Exercise goal: Transcribe the listing word for word.

Exercise material:

========================================================================

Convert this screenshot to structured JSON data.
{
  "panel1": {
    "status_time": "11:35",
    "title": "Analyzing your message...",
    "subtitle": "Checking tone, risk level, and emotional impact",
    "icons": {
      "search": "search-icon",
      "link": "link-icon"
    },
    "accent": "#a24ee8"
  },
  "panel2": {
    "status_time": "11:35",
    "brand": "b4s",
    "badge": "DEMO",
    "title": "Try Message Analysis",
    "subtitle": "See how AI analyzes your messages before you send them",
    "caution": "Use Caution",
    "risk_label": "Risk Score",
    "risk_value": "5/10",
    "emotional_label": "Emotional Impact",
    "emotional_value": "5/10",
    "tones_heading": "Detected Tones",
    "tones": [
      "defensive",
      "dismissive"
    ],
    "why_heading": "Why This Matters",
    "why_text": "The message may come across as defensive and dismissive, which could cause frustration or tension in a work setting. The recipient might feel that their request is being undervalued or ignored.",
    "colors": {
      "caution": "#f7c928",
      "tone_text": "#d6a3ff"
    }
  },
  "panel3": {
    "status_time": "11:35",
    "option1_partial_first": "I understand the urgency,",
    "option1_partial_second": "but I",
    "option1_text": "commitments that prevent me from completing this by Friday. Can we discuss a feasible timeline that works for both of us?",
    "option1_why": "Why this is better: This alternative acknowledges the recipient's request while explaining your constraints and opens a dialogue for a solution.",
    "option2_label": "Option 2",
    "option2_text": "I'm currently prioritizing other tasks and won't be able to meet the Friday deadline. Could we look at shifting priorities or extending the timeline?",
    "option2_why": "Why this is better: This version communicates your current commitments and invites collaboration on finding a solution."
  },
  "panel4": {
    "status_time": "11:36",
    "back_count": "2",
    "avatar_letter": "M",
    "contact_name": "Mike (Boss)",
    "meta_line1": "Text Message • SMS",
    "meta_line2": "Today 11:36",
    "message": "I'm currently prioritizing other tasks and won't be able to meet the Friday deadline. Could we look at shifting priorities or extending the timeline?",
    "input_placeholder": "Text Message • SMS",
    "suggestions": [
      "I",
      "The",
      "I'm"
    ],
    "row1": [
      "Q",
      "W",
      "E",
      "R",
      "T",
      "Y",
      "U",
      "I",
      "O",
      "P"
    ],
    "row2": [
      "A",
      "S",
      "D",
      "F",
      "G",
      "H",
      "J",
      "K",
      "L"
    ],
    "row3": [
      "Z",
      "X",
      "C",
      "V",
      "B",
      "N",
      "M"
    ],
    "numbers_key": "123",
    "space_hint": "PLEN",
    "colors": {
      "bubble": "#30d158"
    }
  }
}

========================================================================

Full output:
Convert this screenshot to structured JSON data.
{
  "panel1": {
    "status_time": "11:35",
    "title": "Analyzing your message...",
    "subtitle": "Checking tone, risk level, and emotional impact",
    "icons": {
      "search": "search-icon",
      "link": "link-icon"
    },
    "accent": "#a24ee8"
  },
  "panel2": {
    "status_time": "11:35",
    "brand": "b4s",
    "badge": "DEMO",
    "title": "Try Message Analysis",
    "subtitle": "See how AI analyzes your messages before you send them",
    "caution": "Use Caution",
    "risk_label": "Risk Score",
    "risk_value": "5/10",
    "emotional_label": "Emotional Impact",
    "emotional_value": "5/10",
    "tones_heading": "Detected Tones",
    "tones": [
      "defensive",
      "dismissive"
    ],
    "why_heading": "Why This Matters",
    "why_text": "The message may come across as defensive and dismissive, which could cause frustration or tension in a work setting. The recipient might feel that their request is being undervalued or ignored.",
    "colors": {
      "caution": "#f7c928",
      "tone_text": "#d6a3ff"
    }
  },
  "panel3": {
    "status_time": "11:35",
    "option1_partial_first": "I understand the urgency,",
    "option1_partial_second": "but I",
    "option1_text": "commitments that prevent me from completing this by Friday. Can we discuss a feasible timeline that works for both of us?",
    "option1_why": "Why this is better: This alternative acknowledges the recipient's request while explaining your constraints and opens a dialogue for a solution.",
    "option2_label": "Option 2",
    "option2_text": "I'm currently prioritizing other tasks and won't be able to meet the Friday deadline. Could we look at shifting priorities or extending the timeline?",
    "option2_why": "Why this is better: This version communicates your current commitments and invites collaboration on finding a solution."
  },
  "panel4": {
    "status_time": "11:36",
    "back_count": "2",
    "avatar_letter": "M",
    "contact_name": "Mike (Boss)",
    "meta_line1": "Text Message • SMS",
    "meta_line2": "Today 11:36",
    "message": "I'm currently prioritizing other tasks and won't be able to meet the Friday deadline. Could we look at shifting priorities or extending the timeline?",
    "input_placeholder": "Text Message • SMS",
    "suggestions": [
      "I",
      "The",
      "I'm"
    ],
    "row1": [
      "Q",
      "W",
      "E",
      "R",
      "T",
      "Y",
      "U",
      "I",
      "O",
      "P"
    ],
    "row2": [
      "A",
      "S",
      "D",
      "F",
      "G",
      "H",
      "J",
      "K",
      "L"
    ],
    "row3": [
      "Z",
      "X",
      "C",
      "V",
      "B",
      "N",
      "M"
    ],
    "numbers_key": "123",
    "space_hint": "PLEN",
    "colors": {
      "bubble": "#30d158"
    }
  }
}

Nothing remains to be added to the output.